Your task is to print all of the data word for word.

(Collection entries)

Begin

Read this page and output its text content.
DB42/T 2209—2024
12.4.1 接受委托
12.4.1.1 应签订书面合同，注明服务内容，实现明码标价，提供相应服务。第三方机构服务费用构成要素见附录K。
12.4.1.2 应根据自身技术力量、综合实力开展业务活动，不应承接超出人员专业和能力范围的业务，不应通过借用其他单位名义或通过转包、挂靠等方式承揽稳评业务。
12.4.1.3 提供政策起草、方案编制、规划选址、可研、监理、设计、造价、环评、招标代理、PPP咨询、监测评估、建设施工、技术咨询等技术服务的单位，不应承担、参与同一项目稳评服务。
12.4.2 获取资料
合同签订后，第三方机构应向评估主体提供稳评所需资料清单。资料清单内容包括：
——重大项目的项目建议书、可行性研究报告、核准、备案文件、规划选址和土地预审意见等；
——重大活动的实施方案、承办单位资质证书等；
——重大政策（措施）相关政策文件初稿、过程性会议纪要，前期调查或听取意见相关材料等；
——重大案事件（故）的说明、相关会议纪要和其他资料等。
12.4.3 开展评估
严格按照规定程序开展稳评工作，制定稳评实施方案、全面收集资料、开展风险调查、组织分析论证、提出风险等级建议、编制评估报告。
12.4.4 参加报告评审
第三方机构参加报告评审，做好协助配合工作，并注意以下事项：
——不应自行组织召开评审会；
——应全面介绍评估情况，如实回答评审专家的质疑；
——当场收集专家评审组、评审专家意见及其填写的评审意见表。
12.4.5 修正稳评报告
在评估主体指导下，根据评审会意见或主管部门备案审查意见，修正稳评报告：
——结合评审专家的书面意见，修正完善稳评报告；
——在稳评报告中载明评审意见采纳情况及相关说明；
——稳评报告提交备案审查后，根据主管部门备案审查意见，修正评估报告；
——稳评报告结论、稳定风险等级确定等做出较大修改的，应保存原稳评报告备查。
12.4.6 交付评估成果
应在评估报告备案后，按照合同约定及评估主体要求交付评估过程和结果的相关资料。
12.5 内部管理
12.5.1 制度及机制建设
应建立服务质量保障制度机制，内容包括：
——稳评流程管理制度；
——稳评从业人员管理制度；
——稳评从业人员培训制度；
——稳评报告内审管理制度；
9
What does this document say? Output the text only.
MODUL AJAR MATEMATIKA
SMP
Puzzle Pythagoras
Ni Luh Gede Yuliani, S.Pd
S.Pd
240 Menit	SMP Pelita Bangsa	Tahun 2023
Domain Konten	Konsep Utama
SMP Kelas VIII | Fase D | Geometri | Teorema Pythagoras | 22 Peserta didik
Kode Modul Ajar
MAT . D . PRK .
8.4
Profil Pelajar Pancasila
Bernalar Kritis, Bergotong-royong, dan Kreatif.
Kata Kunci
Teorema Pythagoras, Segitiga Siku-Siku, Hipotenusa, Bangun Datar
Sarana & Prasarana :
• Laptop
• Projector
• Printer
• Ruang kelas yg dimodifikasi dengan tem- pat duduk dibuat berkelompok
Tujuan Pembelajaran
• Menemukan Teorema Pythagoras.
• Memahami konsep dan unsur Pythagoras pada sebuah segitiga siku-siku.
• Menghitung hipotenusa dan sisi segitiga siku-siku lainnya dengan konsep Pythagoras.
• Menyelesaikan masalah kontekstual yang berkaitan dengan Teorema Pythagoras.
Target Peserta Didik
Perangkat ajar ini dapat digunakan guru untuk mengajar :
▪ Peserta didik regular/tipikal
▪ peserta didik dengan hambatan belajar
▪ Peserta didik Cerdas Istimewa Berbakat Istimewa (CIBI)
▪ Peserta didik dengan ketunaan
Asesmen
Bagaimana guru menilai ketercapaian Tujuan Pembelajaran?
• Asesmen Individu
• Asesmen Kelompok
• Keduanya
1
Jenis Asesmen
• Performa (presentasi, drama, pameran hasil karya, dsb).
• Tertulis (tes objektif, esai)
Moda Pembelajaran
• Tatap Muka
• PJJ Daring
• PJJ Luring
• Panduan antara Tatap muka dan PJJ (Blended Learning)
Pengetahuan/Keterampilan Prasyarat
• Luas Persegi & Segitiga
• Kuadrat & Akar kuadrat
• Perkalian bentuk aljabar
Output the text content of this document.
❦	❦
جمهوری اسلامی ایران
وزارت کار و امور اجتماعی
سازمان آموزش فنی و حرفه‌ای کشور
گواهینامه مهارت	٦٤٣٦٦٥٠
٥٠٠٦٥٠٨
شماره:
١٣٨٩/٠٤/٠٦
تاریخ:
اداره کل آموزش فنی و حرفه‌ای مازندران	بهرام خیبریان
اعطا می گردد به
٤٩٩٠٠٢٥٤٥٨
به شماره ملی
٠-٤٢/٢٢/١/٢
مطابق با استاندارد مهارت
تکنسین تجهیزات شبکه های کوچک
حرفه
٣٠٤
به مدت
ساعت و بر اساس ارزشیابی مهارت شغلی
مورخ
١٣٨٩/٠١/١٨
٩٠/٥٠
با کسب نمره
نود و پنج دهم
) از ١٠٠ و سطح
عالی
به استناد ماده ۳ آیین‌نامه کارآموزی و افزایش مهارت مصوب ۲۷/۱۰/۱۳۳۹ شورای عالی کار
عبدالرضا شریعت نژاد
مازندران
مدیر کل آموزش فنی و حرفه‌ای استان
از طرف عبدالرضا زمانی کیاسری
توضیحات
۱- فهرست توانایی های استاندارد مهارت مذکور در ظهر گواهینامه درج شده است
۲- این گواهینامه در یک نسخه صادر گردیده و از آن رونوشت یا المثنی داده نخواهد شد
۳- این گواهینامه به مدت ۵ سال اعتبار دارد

End

Right answer
Read this page and output its text content.
DB42/T 2209—2024
12.4.1 接受委托
12.4.1.1 应签订书面合同，注明服务内容，实现明码标价，提供相应服务。第三方机构服务费用构成要素见附录K。
12.4.1.2 应根据自身技术力量、综合实力开展业务活动，不应承接超出人员专业和能力范围的业务，不应通过借用其他单位名义或通过转包、挂靠等方式承揽稳评业务。
12.4.1.3 提供政策起草、方案编制、规划选址、可研、监理、设计、造价、环评、招标代理、PPP咨询、监测评估、建设施工、技术咨询等技术服务的单位，不应承担、参与同一项目稳评服务。
12.4.2 获取资料
合同签订后，第三方机构应向评估主体提供稳评所需资料清单。资料清单内容包括：
——重大项目的项目建议书、可行性研究报告、核准、备案文件、规划选址和土地预审意见等；
——重大活动的实施方案、承办单位资质证书等；
——重大政策（措施）相关政策文件初稿、过程性会议纪要，前期调查或听取意见相关材料等；
——重大案事件（故）的说明、相关会议纪要和其他资料等。
12.4.3 开展评估
严格按照规定程序开展稳评工作，制定稳评实施方案、全面收集资料、开展风险调查、组织分析论证、提出风险等级建议、编制评估报告。
12.4.4 参加报告评审
第三方机构参加报告评审，做好协助配合工作，并注意以下事项：
——不应自行组织召开评审会；
——应全面介绍评估情况，如实回答评审专家的质疑；
——当场收集专家评审组、评审专家意见及其填写的评审意见表。
12.4.5 修正稳评报告
在评估主体指导下，根据评审会意见或主管部门备案审查意见，修正稳评报告：
——结合评审专家的书面意见，修正完善稳评报告；
——在稳评报告中载明评审意见采纳情况及相关说明；
——稳评报告提交备案审查后，根据主管部门备案审查意见，修正评估报告；
——稳评报告结论、稳定风险等级确定等做出较大修改的，应保存原稳评报告备查。
12.4.6 交付评估成果
应在评估报告备案后，按照合同约定及评估主体要求交付评估过程和结果的相关资料。
12.5 内部管理
12.5.1 制度及机制建设
应建立服务质量保障制度机制，内容包括：
——稳评流程管理制度；
——稳评从业人员管理制度；
——稳评从业人员培训制度；
——稳评报告内审管理制度；
9
What does this document say? Output the text only.
MODUL AJAR MATEMATIKA
SMP
Puzzle Pythagoras
Ni Luh Gede Yuliani, S.Pd
S.Pd
240 Menit	SMP Pelita Bangsa	Tahun 2023
Domain Konten	Konsep Utama
SMP Kelas VIII | Fase D | Geometri | Teorema Pythagoras | 22 Peserta didik
Kode Modul Ajar
MAT . D . PRK .
8.4
Profil Pelajar Pancasila
Bernalar Kritis, Bergotong-royong, dan Kreatif.
Kata Kunci
Teorema Pythagoras, Segitiga Siku-Siku, Hipotenusa, Bangun Datar
Sarana & Prasarana :
• Laptop
• Projector
• Printer
• Ruang kelas yg dimodifikasi dengan tem- pat duduk dibuat berkelompok
Tujuan Pembelajaran
• Menemukan Teorema Pythagoras.
• Memahami konsep dan unsur Pythagoras pada sebuah segitiga siku-siku.
• Menghitung hipotenusa dan sisi segitiga siku-siku lainnya dengan konsep Pythagoras.
• Menyelesaikan masalah kontekstual yang berkaitan dengan Teorema Pythagoras.
Target Peserta Didik
Perangkat ajar ini dapat digunakan guru untuk mengajar :
▪ Peserta didik regular/tipikal
▪ peserta didik dengan hambatan belajar
▪ Peserta didik Cerdas Istimewa Berbakat Istimewa (CIBI)
▪ Peserta didik dengan ketunaan
Asesmen
Bagaimana guru menilai ketercapaian Tujuan Pembelajaran?
• Asesmen Individu
• Asesmen Kelompok
• Keduanya
1
Jenis Asesmen
• Performa (presentasi, drama, pameran hasil karya, dsb).
• Tertulis (tes objektif, esai)
Moda Pembelajaran
• Tatap Muka
• PJJ Daring
• PJJ Luring
• Panduan antara Tatap muka dan PJJ (Blended Learning)
Pengetahuan/Keterampilan Prasyarat
• Luas Persegi & Segitiga
• Kuadrat & Akar kuadrat
• Perkalian bentuk aljabar
Output the text content of this document.
❦	❦
جمهوری اسلامی ایران
وزارت کار و امور اجتماعی
سازمان آموزش فنی و حرفه‌ای کشور
گواهینامه مهارت	٦٤٣٦٦٥٠
٥٠٠٦٥٠٨
شماره:
١٣٨٩/٠٤/٠٦
تاریخ:
اداره کل آموزش فنی و حرفه‌ای مازندران	بهرام خیبریان
اعطا می گردد به
٤٩٩٠٠٢٥٤٥٨
به شماره ملی
٠-٤٢/٢٢/١/٢
مطابق با استاندارد مهارت
تکنسین تجهیزات شبکه های کوچک
حرفه
٣٠٤
به مدت
ساعت و بر اساس ارزشیابی مهارت شغلی
مورخ
١٣٨٩/٠١/١٨
٩٠/٥٠
با کسب نمره
نود و پنج دهم
) از ١٠٠ و سطح
عالی
به استناد ماده ۳ آیین‌نامه کارآموزی و افزایش مهارت مصوب ۲۷/۱۰/۱۳۳۹ شورای عالی کار
عبدالرضا شریعت نژاد
مازندران
مدیر کل آموزش فنی و حرفه‌ای استان
از طرف عبدالرضا زمانی کیاسری
توضیحات
۱- فهرست توانایی های استاندارد مهارت مذکور در ظهر گواهینامه درج شده است
۲- این گواهینامه در یک نسخه صادر گردیده و از آن رونوشت یا المثنی داده نخواهد شد
۳- این گواهینامه به مدت ۵ سال اعتبار دارد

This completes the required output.